━━━━━ Supplied material
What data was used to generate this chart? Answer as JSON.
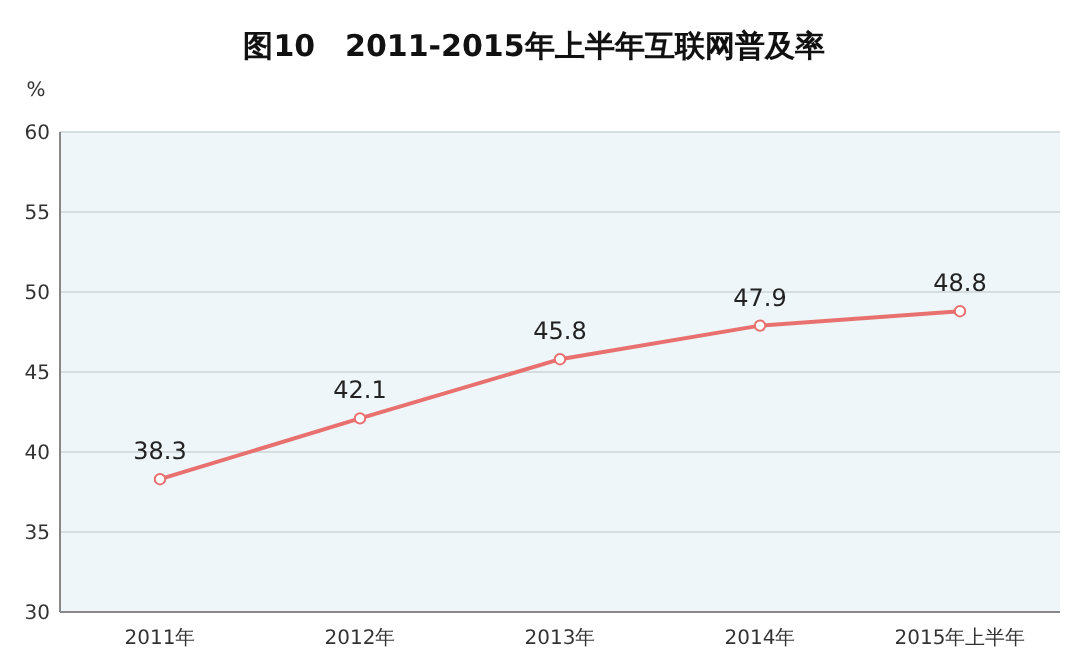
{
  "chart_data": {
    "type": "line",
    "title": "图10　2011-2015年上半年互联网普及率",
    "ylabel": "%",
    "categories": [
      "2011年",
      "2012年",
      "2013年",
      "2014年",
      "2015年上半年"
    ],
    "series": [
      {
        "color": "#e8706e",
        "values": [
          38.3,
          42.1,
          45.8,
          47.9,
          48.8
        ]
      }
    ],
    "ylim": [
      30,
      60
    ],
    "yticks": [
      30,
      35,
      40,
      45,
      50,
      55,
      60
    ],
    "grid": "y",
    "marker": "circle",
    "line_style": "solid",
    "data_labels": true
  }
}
━━━━━━━━━━
━━━━━ Supplied material
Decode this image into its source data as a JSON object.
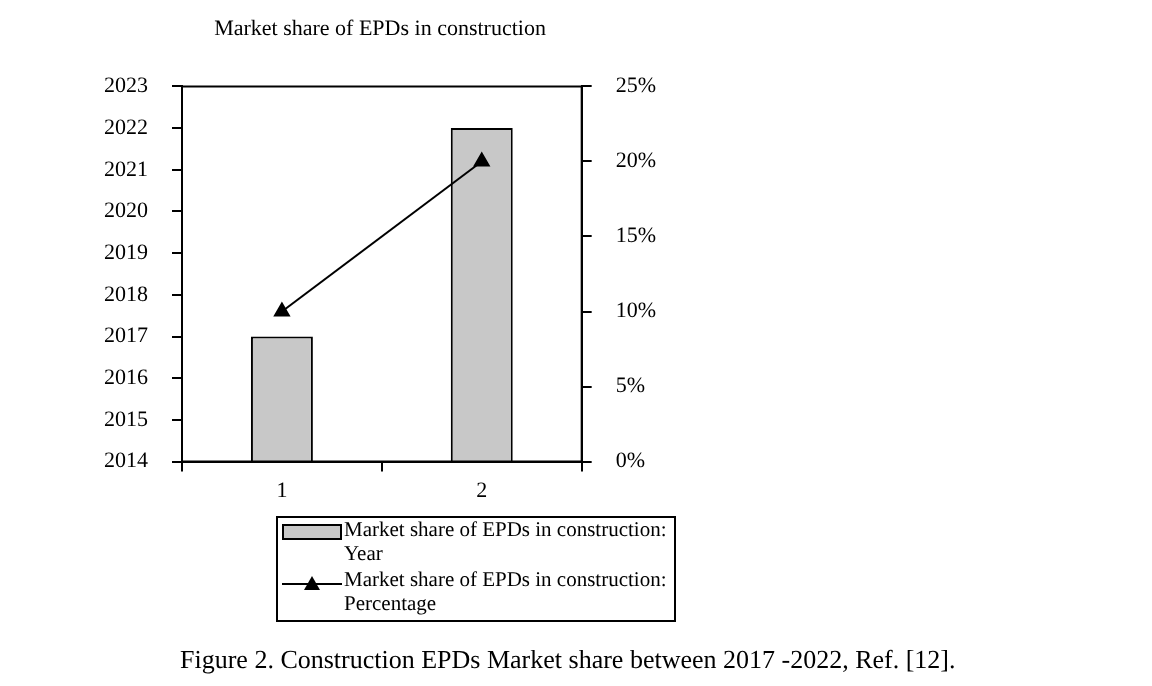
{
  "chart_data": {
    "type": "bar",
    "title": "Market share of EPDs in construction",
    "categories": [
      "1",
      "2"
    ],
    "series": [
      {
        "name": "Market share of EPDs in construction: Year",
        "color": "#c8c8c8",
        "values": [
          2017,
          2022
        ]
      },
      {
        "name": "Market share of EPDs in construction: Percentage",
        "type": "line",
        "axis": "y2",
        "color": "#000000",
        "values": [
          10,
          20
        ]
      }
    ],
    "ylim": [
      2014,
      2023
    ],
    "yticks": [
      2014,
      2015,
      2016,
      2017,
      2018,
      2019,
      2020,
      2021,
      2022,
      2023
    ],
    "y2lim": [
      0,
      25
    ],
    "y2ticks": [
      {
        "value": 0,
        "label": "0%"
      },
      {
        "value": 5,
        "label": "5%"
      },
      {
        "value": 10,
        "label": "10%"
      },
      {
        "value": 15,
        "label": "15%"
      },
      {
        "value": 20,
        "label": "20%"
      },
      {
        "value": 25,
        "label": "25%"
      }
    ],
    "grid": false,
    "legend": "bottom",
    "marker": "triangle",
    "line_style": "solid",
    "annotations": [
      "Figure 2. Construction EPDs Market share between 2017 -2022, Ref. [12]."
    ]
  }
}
━━━━━━━━━━
━━━━━ Supplied material
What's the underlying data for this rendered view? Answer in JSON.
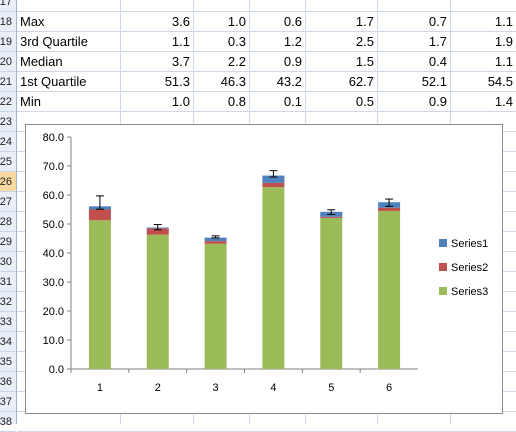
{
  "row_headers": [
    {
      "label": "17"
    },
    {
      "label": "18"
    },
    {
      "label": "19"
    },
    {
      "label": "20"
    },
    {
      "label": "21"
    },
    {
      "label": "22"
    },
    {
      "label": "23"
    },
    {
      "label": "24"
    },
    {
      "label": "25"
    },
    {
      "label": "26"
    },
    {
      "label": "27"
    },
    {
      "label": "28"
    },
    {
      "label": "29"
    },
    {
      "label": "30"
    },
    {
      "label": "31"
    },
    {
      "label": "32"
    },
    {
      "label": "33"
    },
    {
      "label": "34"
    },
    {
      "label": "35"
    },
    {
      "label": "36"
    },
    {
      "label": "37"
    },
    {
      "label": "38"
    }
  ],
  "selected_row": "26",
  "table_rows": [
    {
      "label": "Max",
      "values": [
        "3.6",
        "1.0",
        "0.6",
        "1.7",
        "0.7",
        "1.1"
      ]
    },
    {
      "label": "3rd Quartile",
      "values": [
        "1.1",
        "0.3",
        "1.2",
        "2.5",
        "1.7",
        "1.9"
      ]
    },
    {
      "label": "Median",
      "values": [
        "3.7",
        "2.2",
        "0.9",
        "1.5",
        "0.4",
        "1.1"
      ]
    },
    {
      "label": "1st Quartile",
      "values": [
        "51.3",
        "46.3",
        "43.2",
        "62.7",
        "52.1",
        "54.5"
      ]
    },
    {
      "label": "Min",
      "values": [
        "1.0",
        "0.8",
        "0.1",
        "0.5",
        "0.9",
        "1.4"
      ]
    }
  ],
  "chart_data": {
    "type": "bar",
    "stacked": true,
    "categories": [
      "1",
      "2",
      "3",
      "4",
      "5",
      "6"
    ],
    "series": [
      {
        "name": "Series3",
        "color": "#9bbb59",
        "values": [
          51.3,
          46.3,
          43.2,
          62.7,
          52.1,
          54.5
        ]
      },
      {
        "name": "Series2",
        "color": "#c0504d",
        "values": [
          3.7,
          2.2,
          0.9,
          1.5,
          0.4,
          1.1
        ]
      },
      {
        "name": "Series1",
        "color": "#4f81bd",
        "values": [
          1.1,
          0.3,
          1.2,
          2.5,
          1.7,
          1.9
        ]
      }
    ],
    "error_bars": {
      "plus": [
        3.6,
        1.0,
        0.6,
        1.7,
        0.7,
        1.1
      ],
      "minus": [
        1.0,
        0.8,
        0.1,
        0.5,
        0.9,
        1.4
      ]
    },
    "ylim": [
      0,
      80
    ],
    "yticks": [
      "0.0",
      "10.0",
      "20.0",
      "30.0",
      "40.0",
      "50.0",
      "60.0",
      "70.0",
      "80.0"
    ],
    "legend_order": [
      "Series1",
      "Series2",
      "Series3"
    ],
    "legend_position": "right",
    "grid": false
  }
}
━━━━━━━━━━
** Exercise task **
Show the lines of the records that include the string "What".

** Complete output **
What data was used to generate this chart? Answer as JSON.
What's the underlying data for this rendered view? Answer in JSON.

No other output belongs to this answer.